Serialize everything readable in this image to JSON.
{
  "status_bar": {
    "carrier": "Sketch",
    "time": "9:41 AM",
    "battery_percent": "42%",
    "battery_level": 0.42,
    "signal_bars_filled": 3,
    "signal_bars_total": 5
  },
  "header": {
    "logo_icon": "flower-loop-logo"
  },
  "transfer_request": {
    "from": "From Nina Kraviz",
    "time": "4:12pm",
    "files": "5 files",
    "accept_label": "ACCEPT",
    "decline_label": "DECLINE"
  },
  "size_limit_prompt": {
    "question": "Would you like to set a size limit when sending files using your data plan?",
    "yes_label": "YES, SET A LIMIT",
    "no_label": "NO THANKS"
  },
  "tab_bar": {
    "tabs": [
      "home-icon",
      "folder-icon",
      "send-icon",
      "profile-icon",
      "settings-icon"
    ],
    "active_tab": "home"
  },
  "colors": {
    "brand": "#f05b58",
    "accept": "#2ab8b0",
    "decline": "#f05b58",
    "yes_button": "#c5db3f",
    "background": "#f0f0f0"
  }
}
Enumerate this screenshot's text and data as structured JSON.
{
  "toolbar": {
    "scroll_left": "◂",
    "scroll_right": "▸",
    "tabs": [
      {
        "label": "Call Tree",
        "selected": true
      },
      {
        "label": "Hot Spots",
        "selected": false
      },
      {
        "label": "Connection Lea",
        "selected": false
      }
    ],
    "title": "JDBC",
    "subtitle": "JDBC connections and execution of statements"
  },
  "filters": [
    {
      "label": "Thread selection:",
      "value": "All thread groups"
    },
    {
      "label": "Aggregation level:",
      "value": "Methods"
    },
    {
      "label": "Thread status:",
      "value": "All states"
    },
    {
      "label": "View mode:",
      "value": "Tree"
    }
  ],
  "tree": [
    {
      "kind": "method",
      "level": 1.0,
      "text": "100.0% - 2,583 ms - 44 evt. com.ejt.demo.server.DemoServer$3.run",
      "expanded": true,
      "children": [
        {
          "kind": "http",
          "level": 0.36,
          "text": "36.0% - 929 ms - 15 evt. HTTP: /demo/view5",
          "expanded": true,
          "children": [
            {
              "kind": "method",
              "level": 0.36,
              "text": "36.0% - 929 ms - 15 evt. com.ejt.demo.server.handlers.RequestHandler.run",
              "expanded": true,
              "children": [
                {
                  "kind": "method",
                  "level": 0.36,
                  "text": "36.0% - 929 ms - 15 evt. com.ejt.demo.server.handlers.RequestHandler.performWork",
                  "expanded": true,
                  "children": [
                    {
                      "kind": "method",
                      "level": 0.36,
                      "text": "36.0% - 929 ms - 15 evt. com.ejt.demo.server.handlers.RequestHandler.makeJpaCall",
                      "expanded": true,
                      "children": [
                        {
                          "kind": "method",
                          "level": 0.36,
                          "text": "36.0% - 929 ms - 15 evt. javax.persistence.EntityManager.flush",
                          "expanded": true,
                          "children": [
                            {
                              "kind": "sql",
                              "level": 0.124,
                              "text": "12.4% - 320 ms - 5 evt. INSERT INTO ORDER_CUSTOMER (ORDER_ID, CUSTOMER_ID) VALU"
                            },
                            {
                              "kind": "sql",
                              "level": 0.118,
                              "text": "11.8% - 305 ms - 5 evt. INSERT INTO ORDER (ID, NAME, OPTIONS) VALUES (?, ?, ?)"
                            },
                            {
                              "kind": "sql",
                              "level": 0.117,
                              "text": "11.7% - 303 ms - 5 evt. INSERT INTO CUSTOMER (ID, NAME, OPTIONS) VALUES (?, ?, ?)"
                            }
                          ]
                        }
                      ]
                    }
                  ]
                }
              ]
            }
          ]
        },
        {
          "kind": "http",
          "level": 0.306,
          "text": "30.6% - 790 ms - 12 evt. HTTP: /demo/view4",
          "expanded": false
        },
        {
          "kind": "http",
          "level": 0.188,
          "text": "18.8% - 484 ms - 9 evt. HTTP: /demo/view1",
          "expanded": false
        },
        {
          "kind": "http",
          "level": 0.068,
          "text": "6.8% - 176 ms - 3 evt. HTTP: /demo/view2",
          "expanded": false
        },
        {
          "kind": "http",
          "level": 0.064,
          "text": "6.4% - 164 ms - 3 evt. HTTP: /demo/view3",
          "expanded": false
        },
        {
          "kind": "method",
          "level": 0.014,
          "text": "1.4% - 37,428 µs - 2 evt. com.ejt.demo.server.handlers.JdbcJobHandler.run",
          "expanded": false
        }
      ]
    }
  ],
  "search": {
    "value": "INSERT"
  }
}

····················

#### [What the task asks]
Pick out and copy the lines of the entries that hold the string "this".

#### [Answer]
Serialize everything readable in this image to JSON.
Enumerate this screenshot's text and data as structured JSON.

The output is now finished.